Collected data
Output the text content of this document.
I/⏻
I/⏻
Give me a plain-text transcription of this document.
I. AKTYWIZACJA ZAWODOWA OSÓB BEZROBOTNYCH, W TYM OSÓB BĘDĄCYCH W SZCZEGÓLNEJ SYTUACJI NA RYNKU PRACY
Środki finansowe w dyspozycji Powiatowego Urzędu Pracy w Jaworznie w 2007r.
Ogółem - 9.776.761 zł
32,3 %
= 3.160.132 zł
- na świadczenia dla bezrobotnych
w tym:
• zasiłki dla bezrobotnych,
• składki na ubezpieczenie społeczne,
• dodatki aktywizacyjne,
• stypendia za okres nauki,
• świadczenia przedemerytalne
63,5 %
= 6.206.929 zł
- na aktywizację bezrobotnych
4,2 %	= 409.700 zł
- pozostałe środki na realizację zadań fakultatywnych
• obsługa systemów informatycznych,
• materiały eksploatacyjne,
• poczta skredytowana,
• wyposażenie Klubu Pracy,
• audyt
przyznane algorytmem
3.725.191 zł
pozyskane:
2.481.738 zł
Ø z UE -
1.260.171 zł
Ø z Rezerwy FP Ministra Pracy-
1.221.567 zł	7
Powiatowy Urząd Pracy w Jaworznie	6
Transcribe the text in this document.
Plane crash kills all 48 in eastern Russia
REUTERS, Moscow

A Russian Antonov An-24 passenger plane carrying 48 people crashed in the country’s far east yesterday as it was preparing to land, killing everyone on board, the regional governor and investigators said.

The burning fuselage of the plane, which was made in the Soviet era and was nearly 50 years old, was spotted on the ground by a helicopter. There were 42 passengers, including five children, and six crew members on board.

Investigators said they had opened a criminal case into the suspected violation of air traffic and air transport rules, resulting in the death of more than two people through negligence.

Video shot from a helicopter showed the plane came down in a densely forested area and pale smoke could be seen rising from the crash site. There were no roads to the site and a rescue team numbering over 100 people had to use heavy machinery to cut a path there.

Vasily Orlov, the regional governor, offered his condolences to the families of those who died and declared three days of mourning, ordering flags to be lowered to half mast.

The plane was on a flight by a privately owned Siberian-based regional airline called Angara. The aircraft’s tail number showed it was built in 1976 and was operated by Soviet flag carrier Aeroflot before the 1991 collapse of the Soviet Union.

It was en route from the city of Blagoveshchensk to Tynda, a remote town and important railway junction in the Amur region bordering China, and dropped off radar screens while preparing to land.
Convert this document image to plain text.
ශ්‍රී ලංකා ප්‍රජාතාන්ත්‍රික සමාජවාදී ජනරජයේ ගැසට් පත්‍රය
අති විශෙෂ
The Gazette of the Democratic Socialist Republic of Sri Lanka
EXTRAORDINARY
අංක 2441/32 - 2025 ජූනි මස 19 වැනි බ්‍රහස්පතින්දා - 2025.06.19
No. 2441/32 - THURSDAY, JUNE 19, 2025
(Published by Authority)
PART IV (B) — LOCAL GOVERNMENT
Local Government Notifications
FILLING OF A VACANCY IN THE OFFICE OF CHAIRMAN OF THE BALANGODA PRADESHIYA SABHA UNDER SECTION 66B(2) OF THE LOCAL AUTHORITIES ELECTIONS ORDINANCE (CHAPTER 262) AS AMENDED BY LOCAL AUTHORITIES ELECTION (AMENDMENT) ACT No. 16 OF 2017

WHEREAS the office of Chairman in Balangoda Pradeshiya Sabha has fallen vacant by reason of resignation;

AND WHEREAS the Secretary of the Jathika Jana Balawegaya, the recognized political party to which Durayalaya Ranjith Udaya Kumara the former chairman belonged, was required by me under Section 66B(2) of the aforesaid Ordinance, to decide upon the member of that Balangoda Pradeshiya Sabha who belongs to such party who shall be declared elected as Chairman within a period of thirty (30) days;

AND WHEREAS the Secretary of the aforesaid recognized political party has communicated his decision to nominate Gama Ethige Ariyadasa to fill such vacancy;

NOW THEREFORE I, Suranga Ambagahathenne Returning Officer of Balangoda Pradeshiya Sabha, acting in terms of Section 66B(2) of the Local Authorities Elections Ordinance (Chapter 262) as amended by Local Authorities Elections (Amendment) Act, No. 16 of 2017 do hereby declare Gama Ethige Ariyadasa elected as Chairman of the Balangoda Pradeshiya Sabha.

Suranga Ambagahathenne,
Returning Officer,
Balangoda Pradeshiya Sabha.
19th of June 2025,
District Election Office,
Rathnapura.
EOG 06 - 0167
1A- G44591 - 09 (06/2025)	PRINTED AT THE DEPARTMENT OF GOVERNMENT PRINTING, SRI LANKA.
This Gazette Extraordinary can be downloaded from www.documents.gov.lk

GOAL. Your task is to pick out every line with the string "declared" and copy it.

SOLUTION TO THE PROBLEM.
Vasily Orlov, the regional governor, offered his condolences to the families of those who died and declared three days of mourning, ordering flags to be lowered to half mast.
AND WHEREAS the Secretary of the Jathika Jana Balawegaya, the recognized political party to which Durayalaya Ranjith Udaya Kumara the former chairman belonged, was required by me under Section 66B(2) of the aforesaid Ordinance, to decide upon the member of that Balangoda Pradeshiya Sabha who belongs to such party who shall be declared elected as Chairman within a period of thirty (30) days;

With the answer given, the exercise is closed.